begin

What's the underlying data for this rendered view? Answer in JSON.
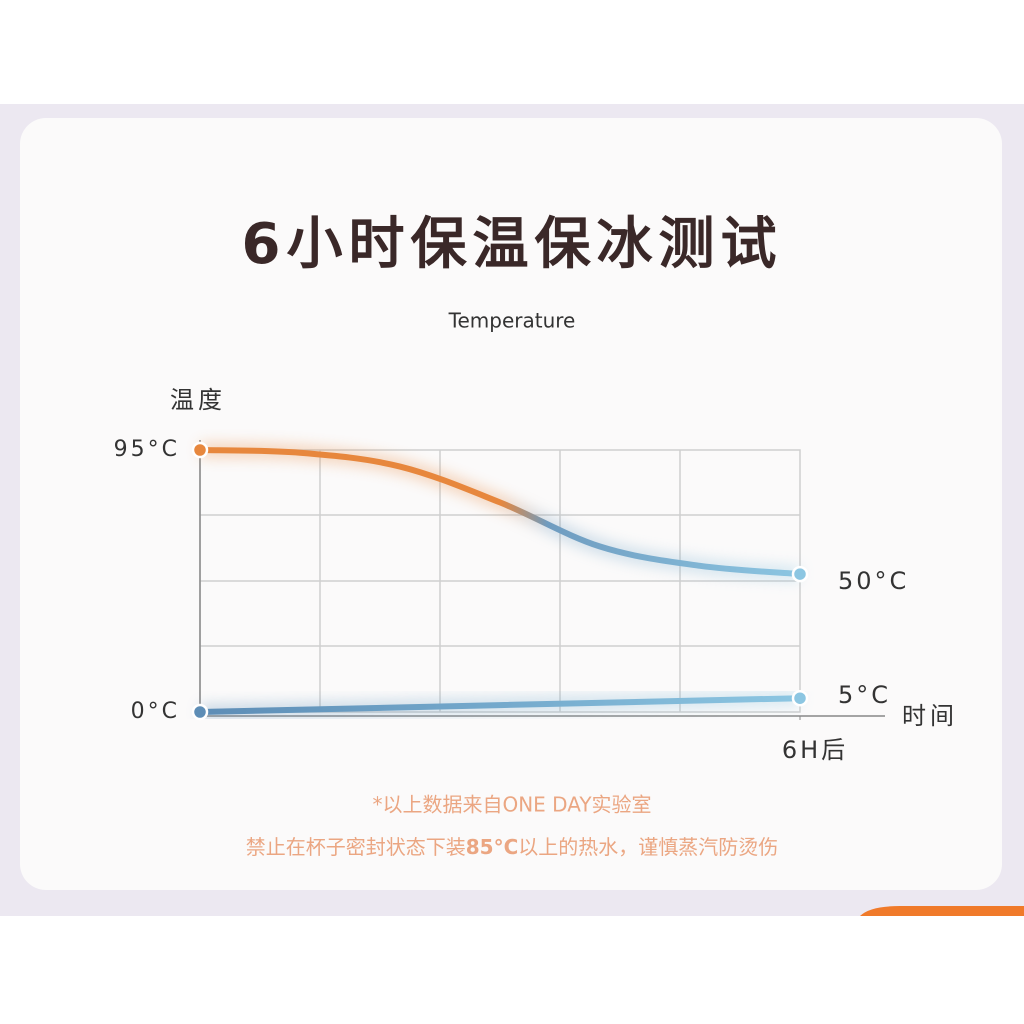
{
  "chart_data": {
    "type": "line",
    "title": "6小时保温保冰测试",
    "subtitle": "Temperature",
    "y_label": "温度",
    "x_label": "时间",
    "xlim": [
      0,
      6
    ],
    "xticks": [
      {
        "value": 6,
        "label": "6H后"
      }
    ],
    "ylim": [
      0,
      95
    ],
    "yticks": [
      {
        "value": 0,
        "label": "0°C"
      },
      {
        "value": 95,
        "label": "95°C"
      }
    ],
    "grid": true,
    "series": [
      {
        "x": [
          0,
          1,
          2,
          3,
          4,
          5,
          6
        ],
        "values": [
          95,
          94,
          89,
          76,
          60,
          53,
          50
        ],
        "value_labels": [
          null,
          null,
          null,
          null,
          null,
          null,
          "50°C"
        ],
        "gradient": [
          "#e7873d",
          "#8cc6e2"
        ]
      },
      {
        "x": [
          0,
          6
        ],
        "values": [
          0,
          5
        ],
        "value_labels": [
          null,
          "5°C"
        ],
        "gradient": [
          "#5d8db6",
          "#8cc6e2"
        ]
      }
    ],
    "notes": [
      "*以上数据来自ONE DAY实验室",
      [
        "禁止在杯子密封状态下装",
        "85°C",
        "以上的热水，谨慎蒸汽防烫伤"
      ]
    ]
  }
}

end
begin

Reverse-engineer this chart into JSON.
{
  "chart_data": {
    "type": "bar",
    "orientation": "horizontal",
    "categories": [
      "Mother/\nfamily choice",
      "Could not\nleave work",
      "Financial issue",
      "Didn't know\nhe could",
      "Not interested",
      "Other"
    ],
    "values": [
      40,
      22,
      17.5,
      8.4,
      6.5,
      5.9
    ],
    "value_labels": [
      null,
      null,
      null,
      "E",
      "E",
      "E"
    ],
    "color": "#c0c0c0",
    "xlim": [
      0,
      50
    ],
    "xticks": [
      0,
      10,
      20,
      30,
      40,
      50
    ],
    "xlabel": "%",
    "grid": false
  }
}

end

From the records above, pick out and copy each line holding the word "this".

WRITTEN ANSWER:
What's the underlying data for this rendered view? Answer in JSON.
Reverse-engineer this chart into JSON.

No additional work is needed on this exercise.